---------- Excerpted data ----------

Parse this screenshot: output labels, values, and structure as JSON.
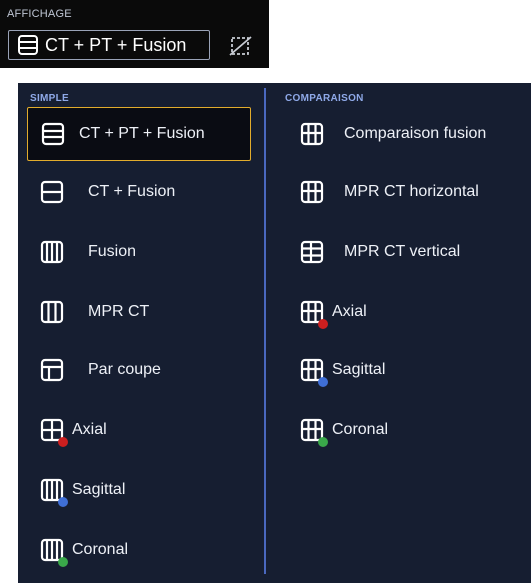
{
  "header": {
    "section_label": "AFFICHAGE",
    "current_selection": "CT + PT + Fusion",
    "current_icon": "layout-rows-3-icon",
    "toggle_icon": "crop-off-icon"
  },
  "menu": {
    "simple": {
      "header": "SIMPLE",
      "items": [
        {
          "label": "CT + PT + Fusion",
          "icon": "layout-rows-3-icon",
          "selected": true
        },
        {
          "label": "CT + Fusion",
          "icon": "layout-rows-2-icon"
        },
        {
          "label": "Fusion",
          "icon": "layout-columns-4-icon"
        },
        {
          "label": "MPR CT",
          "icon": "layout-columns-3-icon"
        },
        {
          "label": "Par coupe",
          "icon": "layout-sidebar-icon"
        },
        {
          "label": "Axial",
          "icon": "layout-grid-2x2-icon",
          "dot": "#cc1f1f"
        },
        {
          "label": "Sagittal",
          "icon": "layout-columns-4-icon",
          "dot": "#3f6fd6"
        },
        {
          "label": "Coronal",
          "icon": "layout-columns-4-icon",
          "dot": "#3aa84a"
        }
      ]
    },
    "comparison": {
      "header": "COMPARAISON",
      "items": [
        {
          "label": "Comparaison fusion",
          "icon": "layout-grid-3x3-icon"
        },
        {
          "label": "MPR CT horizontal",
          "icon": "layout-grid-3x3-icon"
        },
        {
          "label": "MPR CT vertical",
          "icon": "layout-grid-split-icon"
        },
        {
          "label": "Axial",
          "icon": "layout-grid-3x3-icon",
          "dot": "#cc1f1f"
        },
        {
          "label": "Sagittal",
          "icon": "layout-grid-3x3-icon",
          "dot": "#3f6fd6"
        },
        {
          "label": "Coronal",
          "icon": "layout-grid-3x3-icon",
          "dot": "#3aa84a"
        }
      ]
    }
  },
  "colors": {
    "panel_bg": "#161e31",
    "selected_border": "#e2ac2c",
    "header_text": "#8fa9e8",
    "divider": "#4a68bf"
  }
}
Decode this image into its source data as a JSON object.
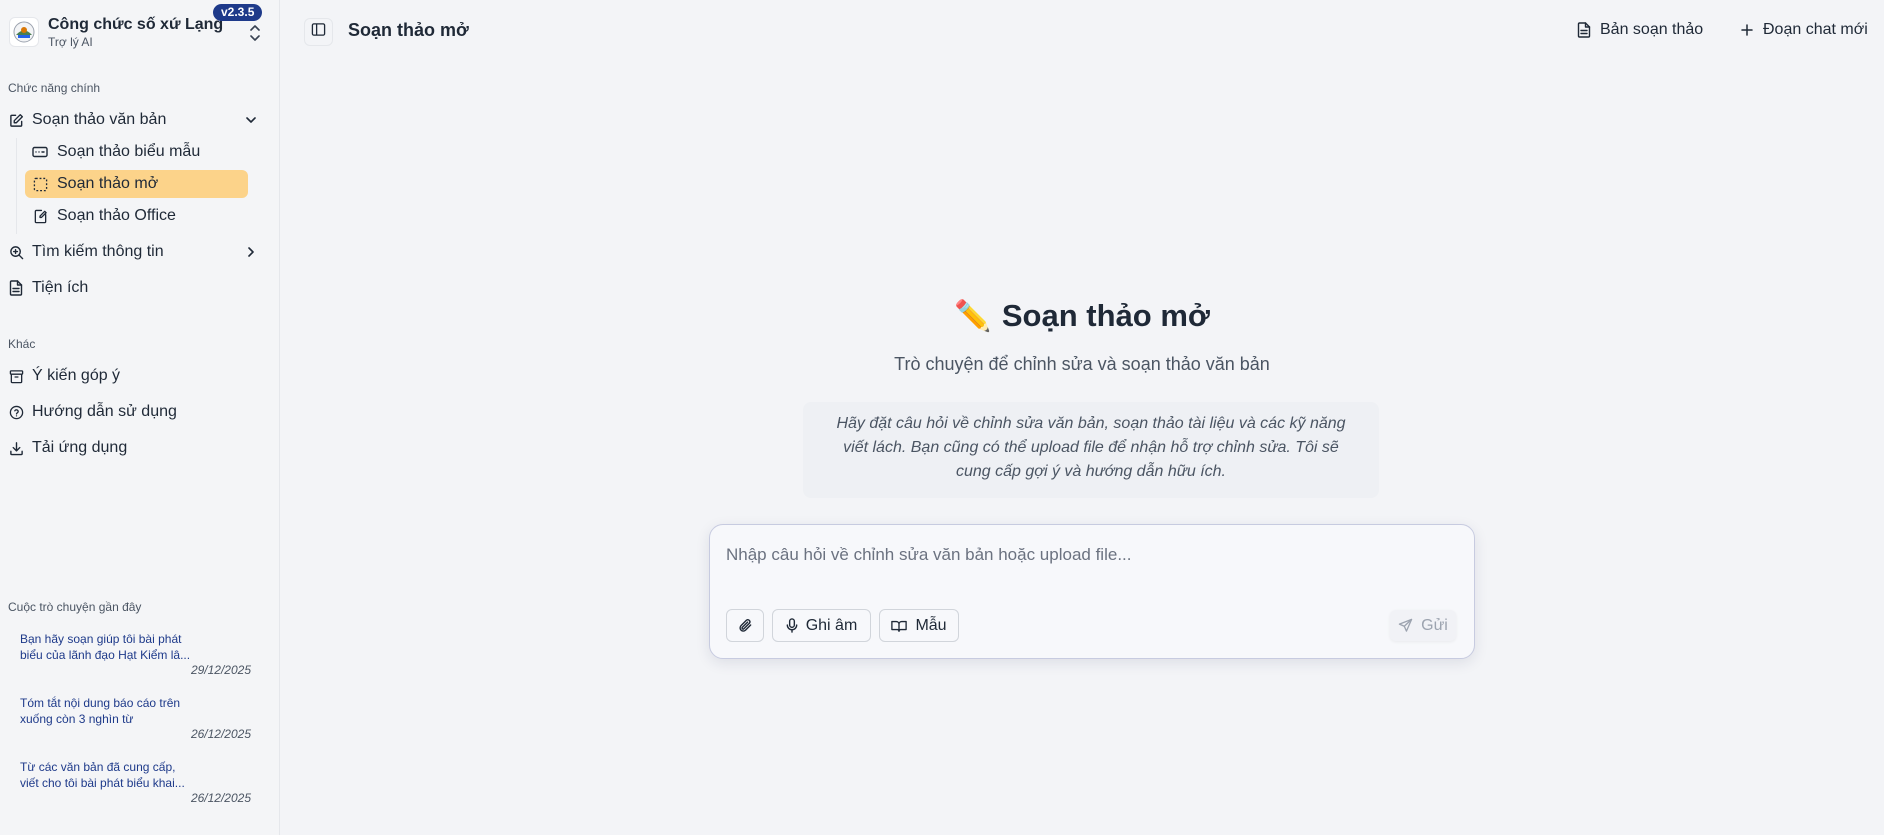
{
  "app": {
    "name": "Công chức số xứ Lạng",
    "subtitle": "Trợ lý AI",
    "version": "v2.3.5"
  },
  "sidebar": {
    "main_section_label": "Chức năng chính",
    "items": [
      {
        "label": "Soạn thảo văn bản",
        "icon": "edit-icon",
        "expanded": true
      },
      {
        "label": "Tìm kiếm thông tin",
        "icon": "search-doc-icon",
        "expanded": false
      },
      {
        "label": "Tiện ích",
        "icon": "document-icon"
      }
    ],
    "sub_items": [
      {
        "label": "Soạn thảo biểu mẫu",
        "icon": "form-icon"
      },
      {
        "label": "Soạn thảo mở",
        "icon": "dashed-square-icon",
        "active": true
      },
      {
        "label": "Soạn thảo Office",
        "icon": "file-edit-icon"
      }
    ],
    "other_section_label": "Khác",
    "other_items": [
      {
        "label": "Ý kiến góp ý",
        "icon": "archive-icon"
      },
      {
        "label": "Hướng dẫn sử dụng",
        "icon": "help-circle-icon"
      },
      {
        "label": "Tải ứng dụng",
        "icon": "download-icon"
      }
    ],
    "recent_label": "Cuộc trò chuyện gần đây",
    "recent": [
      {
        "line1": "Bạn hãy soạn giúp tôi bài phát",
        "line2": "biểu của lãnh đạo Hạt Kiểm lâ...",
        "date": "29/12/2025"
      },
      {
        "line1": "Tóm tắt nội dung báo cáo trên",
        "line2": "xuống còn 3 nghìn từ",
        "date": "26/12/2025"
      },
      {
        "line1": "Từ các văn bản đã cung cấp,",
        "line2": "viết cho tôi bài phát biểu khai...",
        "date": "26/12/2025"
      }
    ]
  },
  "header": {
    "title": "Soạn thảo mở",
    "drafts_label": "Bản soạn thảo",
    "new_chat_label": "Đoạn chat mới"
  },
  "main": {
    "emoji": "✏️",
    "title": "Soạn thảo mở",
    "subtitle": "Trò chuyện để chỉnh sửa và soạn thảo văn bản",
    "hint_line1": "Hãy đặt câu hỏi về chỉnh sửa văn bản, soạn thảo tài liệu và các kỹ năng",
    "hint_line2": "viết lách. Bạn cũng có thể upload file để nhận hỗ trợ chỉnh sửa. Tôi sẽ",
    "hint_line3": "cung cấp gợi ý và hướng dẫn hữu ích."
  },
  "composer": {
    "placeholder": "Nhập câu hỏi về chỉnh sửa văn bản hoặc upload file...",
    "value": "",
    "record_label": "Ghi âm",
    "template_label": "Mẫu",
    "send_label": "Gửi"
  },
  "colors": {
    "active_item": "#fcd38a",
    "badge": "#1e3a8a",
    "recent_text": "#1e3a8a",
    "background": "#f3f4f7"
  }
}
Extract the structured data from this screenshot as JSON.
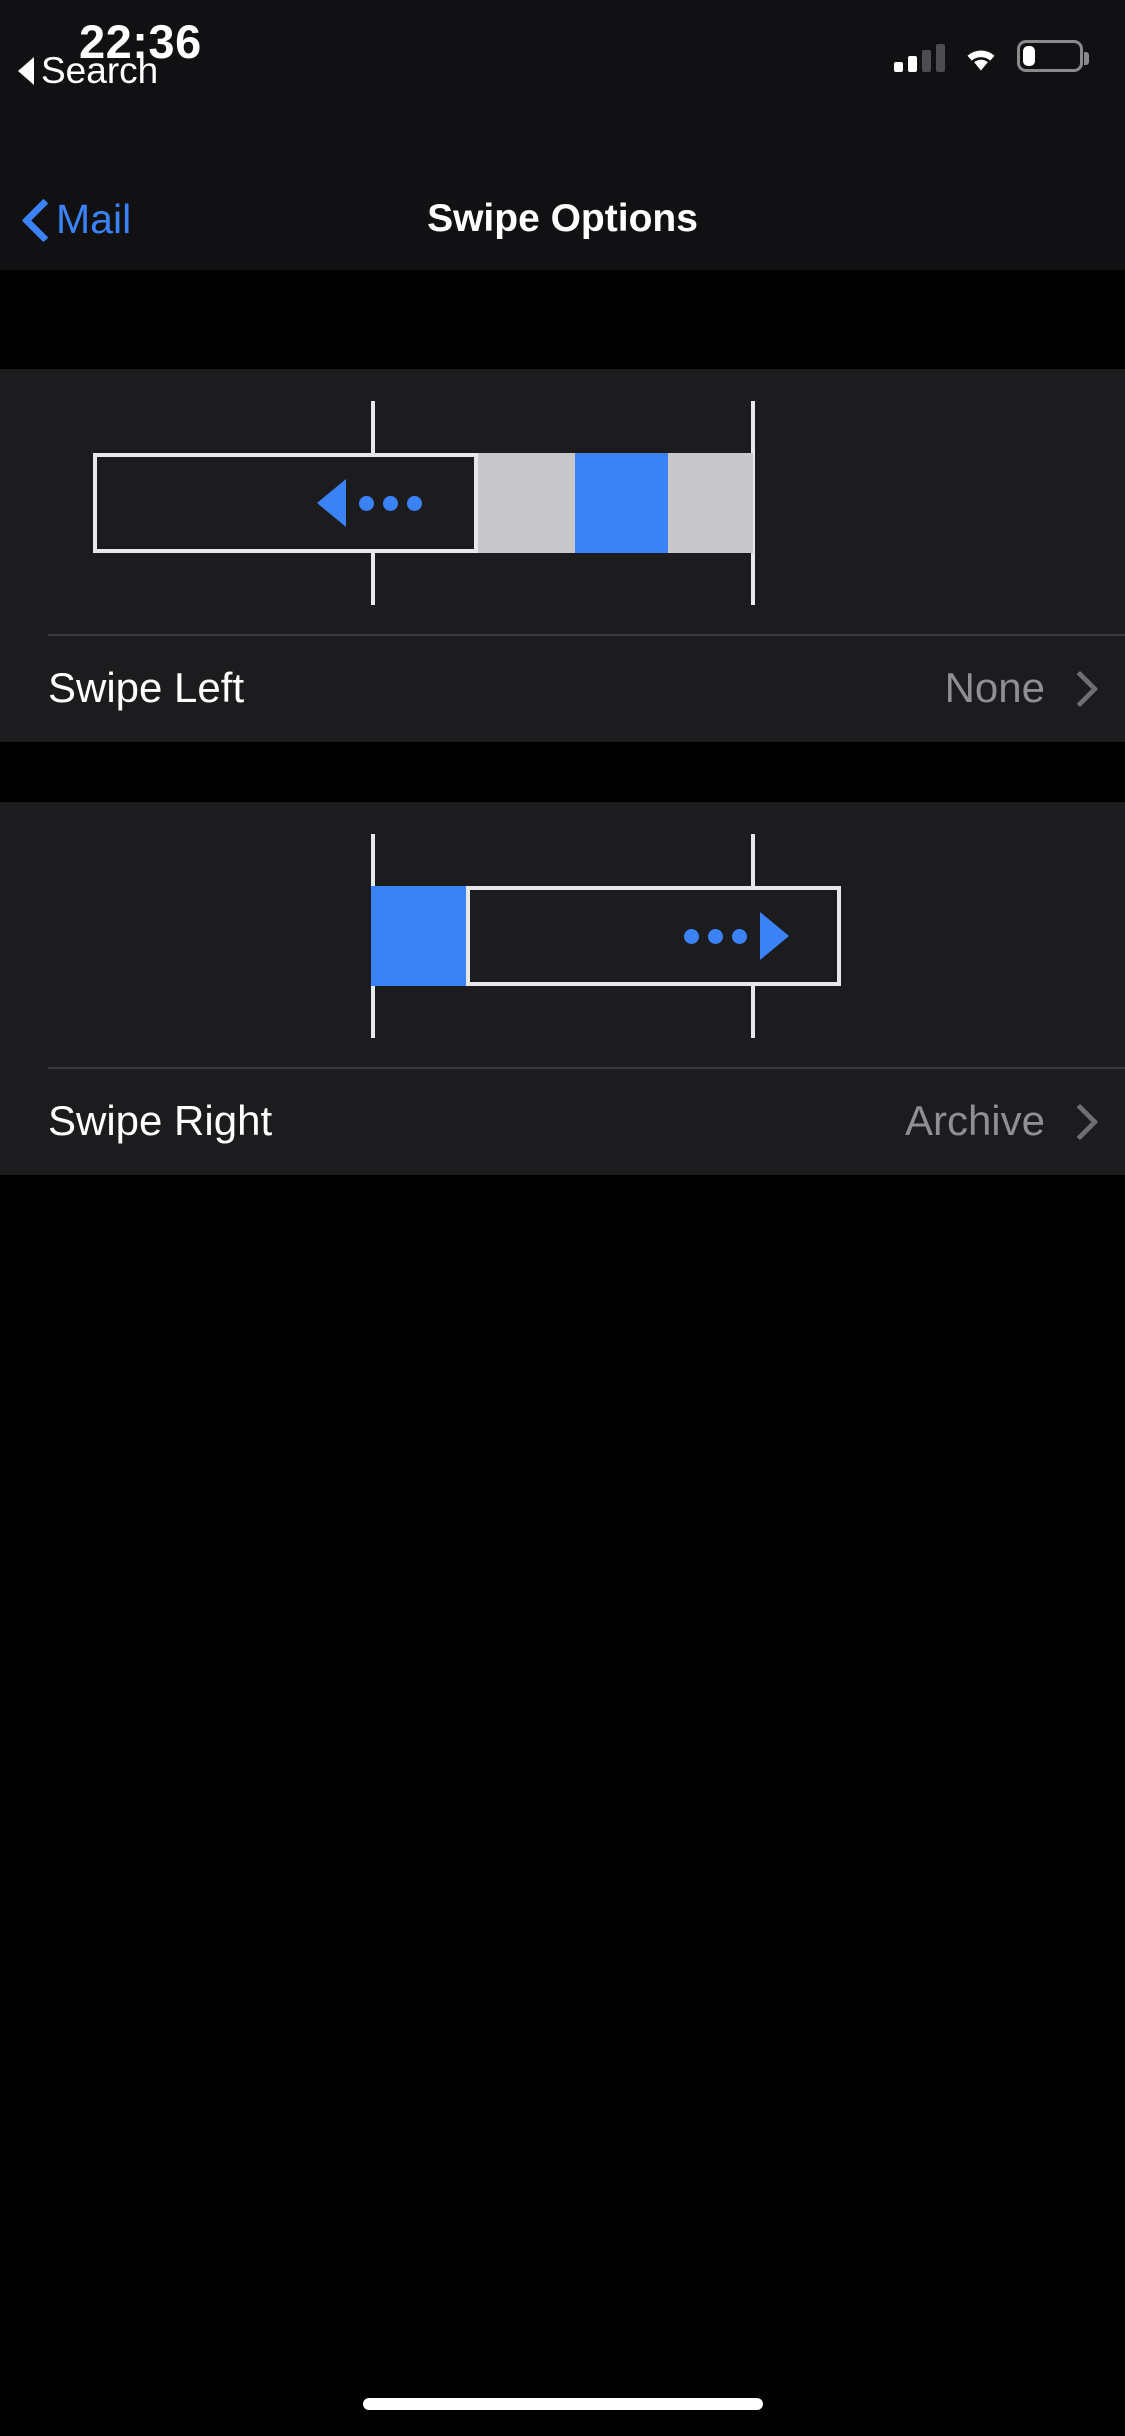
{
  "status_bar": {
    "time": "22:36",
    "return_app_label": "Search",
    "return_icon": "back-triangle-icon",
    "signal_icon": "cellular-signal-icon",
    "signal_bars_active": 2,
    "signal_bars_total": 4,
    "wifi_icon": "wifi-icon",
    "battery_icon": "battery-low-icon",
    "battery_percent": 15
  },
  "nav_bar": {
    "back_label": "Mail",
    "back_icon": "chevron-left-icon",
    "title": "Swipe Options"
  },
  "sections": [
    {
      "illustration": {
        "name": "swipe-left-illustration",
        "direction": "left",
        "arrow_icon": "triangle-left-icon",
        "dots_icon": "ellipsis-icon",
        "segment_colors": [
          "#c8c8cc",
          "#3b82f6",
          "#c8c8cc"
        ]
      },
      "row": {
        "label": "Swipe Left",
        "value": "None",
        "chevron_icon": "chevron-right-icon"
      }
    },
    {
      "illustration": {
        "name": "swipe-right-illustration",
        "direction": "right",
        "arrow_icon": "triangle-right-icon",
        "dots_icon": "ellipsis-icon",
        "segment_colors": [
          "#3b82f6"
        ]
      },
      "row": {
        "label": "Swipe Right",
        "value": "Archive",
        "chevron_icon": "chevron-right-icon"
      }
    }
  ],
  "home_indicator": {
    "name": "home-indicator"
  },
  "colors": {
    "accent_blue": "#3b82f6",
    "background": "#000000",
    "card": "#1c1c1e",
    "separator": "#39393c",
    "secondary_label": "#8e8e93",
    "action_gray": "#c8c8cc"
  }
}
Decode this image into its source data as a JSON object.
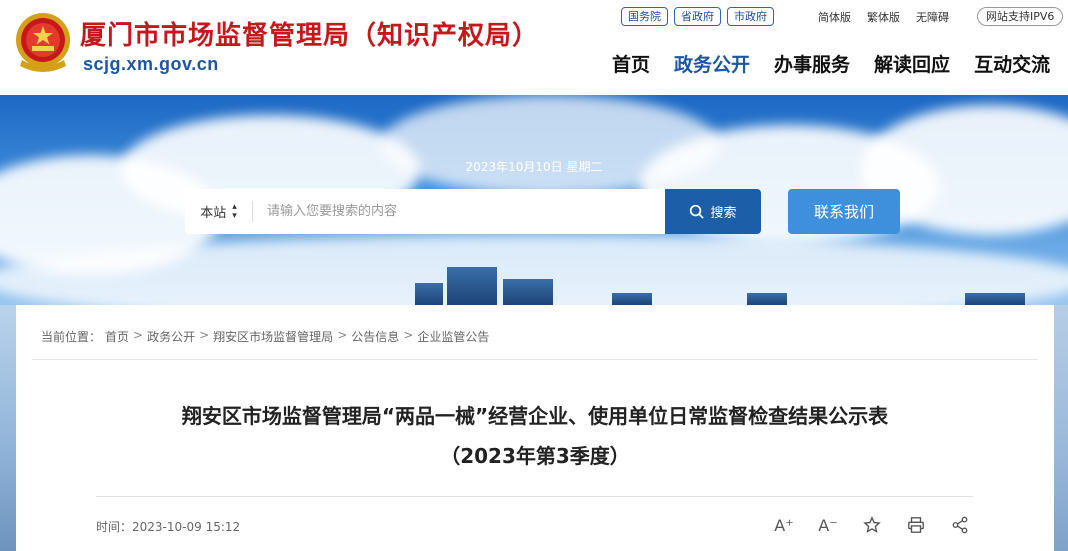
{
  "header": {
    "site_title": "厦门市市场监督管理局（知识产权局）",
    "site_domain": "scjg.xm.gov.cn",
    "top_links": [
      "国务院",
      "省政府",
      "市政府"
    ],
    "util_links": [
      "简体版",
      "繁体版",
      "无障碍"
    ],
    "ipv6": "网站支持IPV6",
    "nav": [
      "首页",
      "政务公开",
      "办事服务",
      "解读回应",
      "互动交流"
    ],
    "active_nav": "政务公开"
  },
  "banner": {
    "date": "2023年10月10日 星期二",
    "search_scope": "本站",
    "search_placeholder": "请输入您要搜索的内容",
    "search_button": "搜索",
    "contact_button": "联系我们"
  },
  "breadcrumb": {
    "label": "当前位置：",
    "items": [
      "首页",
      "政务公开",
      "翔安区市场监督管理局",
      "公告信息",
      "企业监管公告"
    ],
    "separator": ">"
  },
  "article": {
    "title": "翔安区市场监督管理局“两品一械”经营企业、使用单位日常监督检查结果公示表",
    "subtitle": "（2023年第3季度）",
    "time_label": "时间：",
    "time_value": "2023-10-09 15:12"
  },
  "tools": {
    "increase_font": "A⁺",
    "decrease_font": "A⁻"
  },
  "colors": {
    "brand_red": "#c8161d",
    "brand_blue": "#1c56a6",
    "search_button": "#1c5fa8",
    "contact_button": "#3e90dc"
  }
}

----------

> _Exercise brief_
Copy out the data above exactly, except the pictures.

> _Exercise solution_
Parse this screenshot: output labels, values, and structure as JSON.
{
  "header": {
    "section_label": "AFFICHAGE",
    "current_selection": "CT + PT + Fusion",
    "current_icon": "layout-rows-3-icon",
    "toggle_icon": "crop-off-icon"
  },
  "menu": {
    "simple": {
      "header": "SIMPLE",
      "items": [
        {
          "label": "CT + PT + Fusion",
          "icon": "layout-rows-3-icon",
          "selected": true
        },
        {
          "label": "CT + Fusion",
          "icon": "layout-rows-2-icon"
        },
        {
          "label": "Fusion",
          "icon": "layout-columns-4-icon"
        },
        {
          "label": "MPR CT",
          "icon": "layout-columns-3-icon"
        },
        {
          "label": "Par coupe",
          "icon": "layout-sidebar-icon"
        },
        {
          "label": "Axial",
          "icon": "layout-grid-2x2-icon",
          "dot": "#cc1f1f"
        },
        {
          "label": "Sagittal",
          "icon": "layout-columns-4-icon",
          "dot": "#3f6fd6"
        },
        {
          "label": "Coronal",
          "icon": "layout-columns-4-icon",
          "dot": "#3aa84a"
        }
      ]
    },
    "comparison": {
      "header": "COMPARAISON",
      "items": [
        {
          "label": "Comparaison fusion",
          "icon": "layout-grid-3x3-icon"
        },
        {
          "label": "MPR CT horizontal",
          "icon": "layout-grid-3x3-icon"
        },
        {
          "label": "MPR CT vertical",
          "icon": "layout-grid-split-icon"
        },
        {
          "label": "Axial",
          "icon": "layout-grid-3x3-icon",
          "dot": "#cc1f1f"
        },
        {
          "label": "Sagittal",
          "icon": "layout-grid-3x3-icon",
          "dot": "#3f6fd6"
        },
        {
          "label": "Coronal",
          "icon": "layout-grid-3x3-icon",
          "dot": "#3aa84a"
        }
      ]
    }
  },
  "colors": {
    "panel_bg": "#161e31",
    "selected_border": "#e2ac2c",
    "header_text": "#8fa9e8",
    "divider": "#4a68bf"
  }
}
Decode this image into its source data as a JSON object.
{
  "app": {
    "name": "Công chức số xứ Lạng",
    "subtitle": "Trợ lý AI",
    "version": "v2.3.5"
  },
  "sidebar": {
    "main_section_label": "Chức năng chính",
    "items": [
      {
        "label": "Soạn thảo văn bản",
        "icon": "edit-icon",
        "expanded": true
      },
      {
        "label": "Tìm kiếm thông tin",
        "icon": "search-doc-icon",
        "expanded": false
      },
      {
        "label": "Tiện ích",
        "icon": "document-icon"
      }
    ],
    "sub_items": [
      {
        "label": "Soạn thảo biểu mẫu",
        "icon": "form-icon"
      },
      {
        "label": "Soạn thảo mở",
        "icon": "dashed-square-icon",
        "active": true
      },
      {
        "label": "Soạn thảo Office",
        "icon": "file-edit-icon"
      }
    ],
    "other_section_label": "Khác",
    "other_items": [
      {
        "label": "Ý kiến góp ý",
        "icon": "archive-icon"
      },
      {
        "label": "Hướng dẫn sử dụng",
        "icon": "help-circle-icon"
      },
      {
        "label": "Tải ứng dụng",
        "icon": "download-icon"
      }
    ],
    "recent_label": "Cuộc trò chuyện gần đây",
    "recent": [
      {
        "line1": "Bạn hãy soạn giúp tôi bài phát",
        "line2": "biểu của lãnh đạo Hạt Kiểm lâ...",
        "date": "29/12/2025"
      },
      {
        "line1": "Tóm tắt nội dung báo cáo trên",
        "line2": "xuống còn 3 nghìn từ",
        "date": "26/12/2025"
      },
      {
        "line1": "Từ các văn bản đã cung cấp,",
        "line2": "viết cho tôi bài phát biểu khai...",
        "date": "26/12/2025"
      }
    ]
  },
  "header": {
    "title": "Soạn thảo mở",
    "drafts_label": "Bản soạn thảo",
    "new_chat_label": "Đoạn chat mới"
  },
  "main": {
    "emoji": "✏️",
    "title": "Soạn thảo mở",
    "subtitle": "Trò chuyện để chỉnh sửa và soạn thảo văn bản",
    "hint_line1": "Hãy đặt câu hỏi về chỉnh sửa văn bản, soạn thảo tài liệu và các kỹ năng",
    "hint_line2": "viết lách. Bạn cũng có thể upload file để nhận hỗ trợ chỉnh sửa. Tôi sẽ",
    "hint_line3": "cung cấp gợi ý và hướng dẫn hữu ích."
  },
  "composer": {
    "placeholder": "Nhập câu hỏi về chỉnh sửa văn bản hoặc upload file...",
    "value": "",
    "record_label": "Ghi âm",
    "template_label": "Mẫu",
    "send_label": "Gửi"
  },
  "colors": {
    "active_item": "#fcd38a",
    "badge": "#1e3a8a",
    "recent_text": "#1e3a8a",
    "background": "#f3f4f7"
  }
}
Extract the structured data from this screenshot as JSON.
{
  "status_bar": {
    "time": "22:36",
    "return_app_label": "Search",
    "return_icon": "back-triangle-icon",
    "signal_icon": "cellular-signal-icon",
    "signal_bars_active": 2,
    "signal_bars_total": 4,
    "wifi_icon": "wifi-icon",
    "battery_icon": "battery-low-icon",
    "battery_percent": 15
  },
  "nav_bar": {
    "back_label": "Mail",
    "back_icon": "chevron-left-icon",
    "title": "Swipe Options"
  },
  "sections": [
    {
      "illustration": {
        "name": "swipe-left-illustration",
        "direction": "left",
        "arrow_icon": "triangle-left-icon",
        "dots_icon": "ellipsis-icon",
        "segment_colors": [
          "#c8c8cc",
          "#3b82f6",
          "#c8c8cc"
        ]
      },
      "row": {
        "label": "Swipe Left",
        "value": "None",
        "chevron_icon": "chevron-right-icon"
      }
    },
    {
      "illustration": {
        "name": "swipe-right-illustration",
        "direction": "right",
        "arrow_icon": "triangle-right-icon",
        "dots_icon": "ellipsis-icon",
        "segment_colors": [
          "#3b82f6"
        ]
      },
      "row": {
        "label": "Swipe Right",
        "value": "Archive",
        "chevron_icon": "chevron-right-icon"
      }
    }
  ],
  "home_indicator": {
    "name": "home-indicator"
  },
  "colors": {
    "accent_blue": "#3b82f6",
    "background": "#000000",
    "card": "#1c1c1e",
    "separator": "#39393c",
    "secondary_label": "#8e8e93",
    "action_gray": "#c8c8cc"
  }
}
Decode this image into its source data as a JSON object.
{
  "header": {
    "site_title": "厦门市市场监督管理局（知识产权局）",
    "site_domain": "scjg.xm.gov.cn",
    "top_links": [
      "国务院",
      "省政府",
      "市政府"
    ],
    "util_links": [
      "简体版",
      "繁体版",
      "无障碍"
    ],
    "ipv6": "网站支持IPV6",
    "nav": [
      "首页",
      "政务公开",
      "办事服务",
      "解读回应",
      "互动交流"
    ],
    "active_nav": "政务公开"
  },
  "banner": {
    "date": "2023年10月10日 星期二",
    "search_scope": "本站",
    "search_placeholder": "请输入您要搜索的内容",
    "search_button": "搜索",
    "contact_button": "联系我们"
  },
  "breadcrumb": {
    "label": "当前位置：",
    "items": [
      "首页",
      "政务公开",
      "翔安区市场监督管理局",
      "公告信息",
      "企业监管公告"
    ],
    "separator": ">"
  },
  "article": {
    "title": "翔安区市场监督管理局“两品一械”经营企业、使用单位日常监督检查结果公示表",
    "subtitle": "（2023年第3季度）",
    "time_label": "时间：",
    "time_value": "2023-10-09 15:12"
  },
  "tools": {
    "increase_font": "A⁺",
    "decrease_font": "A⁻"
  },
  "colors": {
    "brand_red": "#c8161d",
    "brand_blue": "#1c56a6",
    "search_button": "#1c5fa8",
    "contact_button": "#3e90dc"
  }
}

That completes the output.